[Bounding box entries]
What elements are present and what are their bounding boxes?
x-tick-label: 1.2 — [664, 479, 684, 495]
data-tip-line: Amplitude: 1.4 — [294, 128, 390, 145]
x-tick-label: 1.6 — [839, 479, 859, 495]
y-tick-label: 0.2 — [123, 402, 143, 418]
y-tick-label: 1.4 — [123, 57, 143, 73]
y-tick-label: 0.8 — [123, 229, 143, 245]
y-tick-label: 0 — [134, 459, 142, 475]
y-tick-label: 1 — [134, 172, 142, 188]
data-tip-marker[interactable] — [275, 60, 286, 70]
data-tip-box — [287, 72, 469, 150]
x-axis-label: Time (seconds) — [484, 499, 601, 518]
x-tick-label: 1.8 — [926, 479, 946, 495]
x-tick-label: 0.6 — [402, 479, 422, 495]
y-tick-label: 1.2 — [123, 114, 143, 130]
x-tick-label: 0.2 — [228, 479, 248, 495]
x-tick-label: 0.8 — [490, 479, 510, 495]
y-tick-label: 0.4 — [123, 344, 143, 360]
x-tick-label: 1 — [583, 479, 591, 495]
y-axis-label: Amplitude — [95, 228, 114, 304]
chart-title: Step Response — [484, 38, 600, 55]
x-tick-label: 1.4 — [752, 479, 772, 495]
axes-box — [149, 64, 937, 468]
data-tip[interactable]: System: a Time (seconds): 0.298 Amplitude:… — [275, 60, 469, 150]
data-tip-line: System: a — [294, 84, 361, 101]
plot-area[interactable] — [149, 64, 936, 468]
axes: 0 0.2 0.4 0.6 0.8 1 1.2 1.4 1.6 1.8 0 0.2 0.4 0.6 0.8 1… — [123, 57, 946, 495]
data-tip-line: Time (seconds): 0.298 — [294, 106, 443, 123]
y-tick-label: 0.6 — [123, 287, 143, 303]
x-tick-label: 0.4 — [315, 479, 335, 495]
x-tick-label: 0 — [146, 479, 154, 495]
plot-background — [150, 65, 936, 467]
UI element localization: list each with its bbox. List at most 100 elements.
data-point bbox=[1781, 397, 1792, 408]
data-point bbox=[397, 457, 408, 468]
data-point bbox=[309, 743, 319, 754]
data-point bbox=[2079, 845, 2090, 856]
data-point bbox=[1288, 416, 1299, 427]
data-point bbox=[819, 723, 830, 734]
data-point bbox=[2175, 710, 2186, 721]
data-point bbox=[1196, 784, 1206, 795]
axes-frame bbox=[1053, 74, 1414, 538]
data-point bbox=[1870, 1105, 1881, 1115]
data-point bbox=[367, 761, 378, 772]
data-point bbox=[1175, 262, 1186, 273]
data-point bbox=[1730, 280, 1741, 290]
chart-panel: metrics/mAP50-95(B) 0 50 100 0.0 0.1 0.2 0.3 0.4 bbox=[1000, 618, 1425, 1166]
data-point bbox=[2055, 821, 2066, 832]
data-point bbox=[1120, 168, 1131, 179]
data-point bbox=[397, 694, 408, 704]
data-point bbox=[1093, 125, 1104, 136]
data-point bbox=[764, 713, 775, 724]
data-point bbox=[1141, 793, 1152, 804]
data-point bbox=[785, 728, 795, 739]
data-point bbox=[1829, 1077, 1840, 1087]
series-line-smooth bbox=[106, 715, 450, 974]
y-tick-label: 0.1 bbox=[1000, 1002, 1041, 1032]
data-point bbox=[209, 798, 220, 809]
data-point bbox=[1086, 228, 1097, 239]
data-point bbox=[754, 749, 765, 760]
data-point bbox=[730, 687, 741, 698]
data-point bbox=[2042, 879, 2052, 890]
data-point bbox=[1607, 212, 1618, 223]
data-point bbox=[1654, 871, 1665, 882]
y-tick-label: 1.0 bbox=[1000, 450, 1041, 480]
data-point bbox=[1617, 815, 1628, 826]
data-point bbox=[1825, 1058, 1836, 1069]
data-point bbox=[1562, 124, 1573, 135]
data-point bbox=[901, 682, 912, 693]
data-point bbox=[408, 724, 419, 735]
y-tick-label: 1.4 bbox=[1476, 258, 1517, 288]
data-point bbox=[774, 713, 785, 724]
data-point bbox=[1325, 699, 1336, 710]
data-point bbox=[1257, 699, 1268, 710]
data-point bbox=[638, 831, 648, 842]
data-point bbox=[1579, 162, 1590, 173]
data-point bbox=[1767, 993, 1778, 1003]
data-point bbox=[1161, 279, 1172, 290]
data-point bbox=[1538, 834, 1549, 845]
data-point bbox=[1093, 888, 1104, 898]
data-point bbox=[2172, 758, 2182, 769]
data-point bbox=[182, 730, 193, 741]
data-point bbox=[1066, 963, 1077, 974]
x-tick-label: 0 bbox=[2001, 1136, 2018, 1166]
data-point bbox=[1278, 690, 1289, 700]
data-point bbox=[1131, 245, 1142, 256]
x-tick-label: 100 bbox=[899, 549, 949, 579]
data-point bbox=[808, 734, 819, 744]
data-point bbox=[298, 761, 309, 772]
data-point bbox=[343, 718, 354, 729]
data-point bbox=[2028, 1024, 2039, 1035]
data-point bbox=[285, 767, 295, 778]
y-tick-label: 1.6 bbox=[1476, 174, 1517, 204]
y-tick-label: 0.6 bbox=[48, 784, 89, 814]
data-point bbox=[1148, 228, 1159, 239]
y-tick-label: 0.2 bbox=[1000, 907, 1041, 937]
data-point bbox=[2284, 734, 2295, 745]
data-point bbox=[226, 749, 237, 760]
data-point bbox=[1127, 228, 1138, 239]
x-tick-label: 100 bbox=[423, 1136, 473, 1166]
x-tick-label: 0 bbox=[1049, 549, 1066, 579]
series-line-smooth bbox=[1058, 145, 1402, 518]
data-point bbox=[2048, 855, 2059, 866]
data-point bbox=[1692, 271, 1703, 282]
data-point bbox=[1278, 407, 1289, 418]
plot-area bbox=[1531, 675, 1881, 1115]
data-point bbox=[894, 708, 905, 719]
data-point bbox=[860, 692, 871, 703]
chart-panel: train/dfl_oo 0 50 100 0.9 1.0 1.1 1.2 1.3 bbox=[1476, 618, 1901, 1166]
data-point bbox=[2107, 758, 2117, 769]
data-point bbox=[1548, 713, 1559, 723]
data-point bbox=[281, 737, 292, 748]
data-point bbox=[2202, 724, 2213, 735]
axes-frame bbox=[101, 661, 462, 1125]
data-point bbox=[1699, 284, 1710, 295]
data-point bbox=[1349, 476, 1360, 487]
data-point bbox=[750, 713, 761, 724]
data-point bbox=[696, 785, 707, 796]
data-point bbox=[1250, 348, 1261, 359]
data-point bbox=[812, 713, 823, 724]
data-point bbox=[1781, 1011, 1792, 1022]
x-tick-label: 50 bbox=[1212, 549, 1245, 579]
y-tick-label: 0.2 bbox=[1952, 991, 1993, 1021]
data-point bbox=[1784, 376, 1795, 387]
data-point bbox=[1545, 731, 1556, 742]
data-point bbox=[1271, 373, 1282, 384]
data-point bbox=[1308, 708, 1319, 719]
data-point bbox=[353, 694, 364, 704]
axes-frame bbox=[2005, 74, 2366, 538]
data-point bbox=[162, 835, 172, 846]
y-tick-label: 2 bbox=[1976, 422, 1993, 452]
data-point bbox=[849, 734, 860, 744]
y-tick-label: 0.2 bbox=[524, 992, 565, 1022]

* _SET PROBLEM_
Retype every line of the data above, keeping each character as it appears.

* _SOLUTION TO THE PROBLEM_
What elements are present and what are their bounding boxes?
x-tick-label: 1.2 — [664, 479, 684, 495]
data-tip-line: Amplitude: 1.4 — [294, 128, 390, 145]
x-tick-label: 1.6 — [839, 479, 859, 495]
y-tick-label: 0.2 — [123, 402, 143, 418]
y-tick-label: 1.4 — [123, 57, 143, 73]
y-tick-label: 0.8 — [123, 229, 143, 245]
y-tick-label: 0 — [134, 459, 142, 475]
y-tick-label: 1 — [134, 172, 142, 188]
data-tip-marker[interactable] — [275, 60, 286, 70]
data-tip-box — [287, 72, 469, 150]
x-axis-label: Time (seconds) — [484, 499, 601, 518]
x-tick-label: 1.8 — [926, 479, 946, 495]
x-tick-label: 0.6 — [402, 479, 422, 495]
y-tick-label: 1.2 — [123, 114, 143, 130]
x-tick-label: 0.2 — [228, 479, 248, 495]
x-tick-label: 0.8 — [490, 479, 510, 495]
y-tick-label: 0.4 — [123, 344, 143, 360]
x-tick-label: 1 — [583, 479, 591, 495]
y-axis-label: Amplitude — [95, 228, 114, 304]
chart-title: Step Response — [484, 38, 600, 55]
x-tick-label: 1.4 — [752, 479, 772, 495]
axes-box — [149, 64, 937, 468]
data-tip[interactable]: System: a Time (seconds): 0.298 Amplitude:… — [275, 60, 469, 150]
data-tip-line: System: a — [294, 84, 361, 101]
plot-area[interactable] — [149, 64, 936, 468]
axes: 0 0.2 0.4 0.6 0.8 1 1.2 1.4 1.6 1.8 0 0.2 0.4 0.6 0.8 1… — [123, 57, 946, 495]
data-tip-line: Time (seconds): 0.298 — [294, 106, 443, 123]
y-tick-label: 0.6 — [123, 287, 143, 303]
x-tick-label: 0.4 — [315, 479, 335, 495]
x-tick-label: 0 — [146, 479, 154, 495]
plot-background — [150, 65, 936, 467]
UI element localization: list each with its bbox. List at most 100 elements.
data-point bbox=[1781, 397, 1792, 408]
data-point bbox=[397, 457, 408, 468]
data-point bbox=[309, 743, 319, 754]
data-point bbox=[2079, 845, 2090, 856]
data-point bbox=[1288, 416, 1299, 427]
data-point bbox=[819, 723, 830, 734]
data-point bbox=[2175, 710, 2186, 721]
data-point bbox=[1196, 784, 1206, 795]
axes-frame bbox=[1053, 74, 1414, 538]
data-point bbox=[1870, 1105, 1881, 1115]
data-point bbox=[367, 761, 378, 772]
data-point bbox=[1175, 262, 1186, 273]
data-point bbox=[1730, 280, 1741, 290]
chart-panel: metrics/mAP50-95(B) 0 50 100 0.0 0.1 0.2 0.3 0.4 bbox=[1000, 618, 1425, 1166]
data-point bbox=[2055, 821, 2066, 832]
data-point bbox=[1120, 168, 1131, 179]
data-point bbox=[397, 694, 408, 704]
data-point bbox=[1093, 125, 1104, 136]
data-point bbox=[764, 713, 775, 724]
data-point bbox=[1141, 793, 1152, 804]
data-point bbox=[785, 728, 795, 739]
data-point bbox=[1829, 1077, 1840, 1087]
series-line-smooth bbox=[106, 715, 450, 974]
y-tick-label: 0.1 bbox=[1000, 1002, 1041, 1032]
data-point bbox=[209, 798, 220, 809]
data-point bbox=[1086, 228, 1097, 239]
data-point bbox=[754, 749, 765, 760]
data-point bbox=[730, 687, 741, 698]
data-point bbox=[2042, 879, 2052, 890]
data-point bbox=[1607, 212, 1618, 223]
data-point bbox=[1654, 871, 1665, 882]
y-tick-label: 1.0 bbox=[1000, 450, 1041, 480]
data-point bbox=[1617, 815, 1628, 826]
data-point bbox=[1825, 1058, 1836, 1069]
data-point bbox=[1562, 124, 1573, 135]
data-point bbox=[901, 682, 912, 693]
data-point bbox=[408, 724, 419, 735]
y-tick-label: 1.4 bbox=[1476, 258, 1517, 288]
data-point bbox=[774, 713, 785, 724]
data-point bbox=[1325, 699, 1336, 710]
data-point bbox=[1257, 699, 1268, 710]
data-point bbox=[638, 831, 648, 842]
data-point bbox=[1579, 162, 1590, 173]
data-point bbox=[1767, 993, 1778, 1003]
data-point bbox=[1161, 279, 1172, 290]
data-point bbox=[1538, 834, 1549, 845]
data-point bbox=[1093, 888, 1104, 898]
data-point bbox=[2172, 758, 2182, 769]
data-point bbox=[182, 730, 193, 741]
data-point bbox=[1066, 963, 1077, 974]
x-tick-label: 0 bbox=[2001, 1136, 2018, 1166]
data-point bbox=[1278, 690, 1289, 700]
data-point bbox=[1131, 245, 1142, 256]
x-tick-label: 100 bbox=[899, 549, 949, 579]
data-point bbox=[808, 734, 819, 744]
data-point bbox=[298, 761, 309, 772]
data-point bbox=[343, 718, 354, 729]
data-point bbox=[2028, 1024, 2039, 1035]
data-point bbox=[285, 767, 295, 778]
y-tick-label: 1.6 bbox=[1476, 174, 1517, 204]
y-tick-label: 0.6 bbox=[48, 784, 89, 814]
data-point bbox=[1148, 228, 1159, 239]
y-tick-label: 0.2 bbox=[1000, 907, 1041, 937]
data-point bbox=[2284, 734, 2295, 745]
data-point bbox=[226, 749, 237, 760]
data-point bbox=[1127, 228, 1138, 239]
x-tick-label: 100 bbox=[423, 1136, 473, 1166]
x-tick-label: 0 bbox=[1049, 549, 1066, 579]
series-line-smooth bbox=[1058, 145, 1402, 518]
data-point bbox=[2048, 855, 2059, 866]
data-point bbox=[1692, 271, 1703, 282]
data-point bbox=[1278, 407, 1289, 418]
plot-area bbox=[1531, 675, 1881, 1115]
data-point bbox=[894, 708, 905, 719]
data-point bbox=[860, 692, 871, 703]
chart-panel: train/dfl_oo 0 50 100 0.9 1.0 1.1 1.2 1.3 bbox=[1476, 618, 1901, 1166]
data-point bbox=[2107, 758, 2117, 769]
data-point bbox=[1548, 713, 1559, 723]
data-point bbox=[281, 737, 292, 748]
data-point bbox=[2202, 724, 2213, 735]
axes-frame bbox=[101, 661, 462, 1125]
data-point bbox=[1699, 284, 1710, 295]
data-point bbox=[1349, 476, 1360, 487]
data-point bbox=[750, 713, 761, 724]
data-point bbox=[696, 785, 707, 796]
data-point bbox=[1250, 348, 1261, 359]
data-point bbox=[812, 713, 823, 724]
data-point bbox=[1781, 1011, 1792, 1022]
x-tick-label: 50 bbox=[1212, 549, 1245, 579]
y-tick-label: 0.2 bbox=[1952, 991, 1993, 1021]
data-point bbox=[1784, 376, 1795, 387]
data-point bbox=[1545, 731, 1556, 742]
data-point bbox=[1271, 373, 1282, 384]
data-point bbox=[1308, 708, 1319, 719]
data-point bbox=[353, 694, 364, 704]
axes-frame bbox=[2005, 74, 2366, 538]
data-point bbox=[162, 835, 172, 846]
y-tick-label: 2 bbox=[1976, 422, 1993, 452]
data-point bbox=[849, 734, 860, 744]
y-tick-label: 0.2 bbox=[524, 992, 565, 1022]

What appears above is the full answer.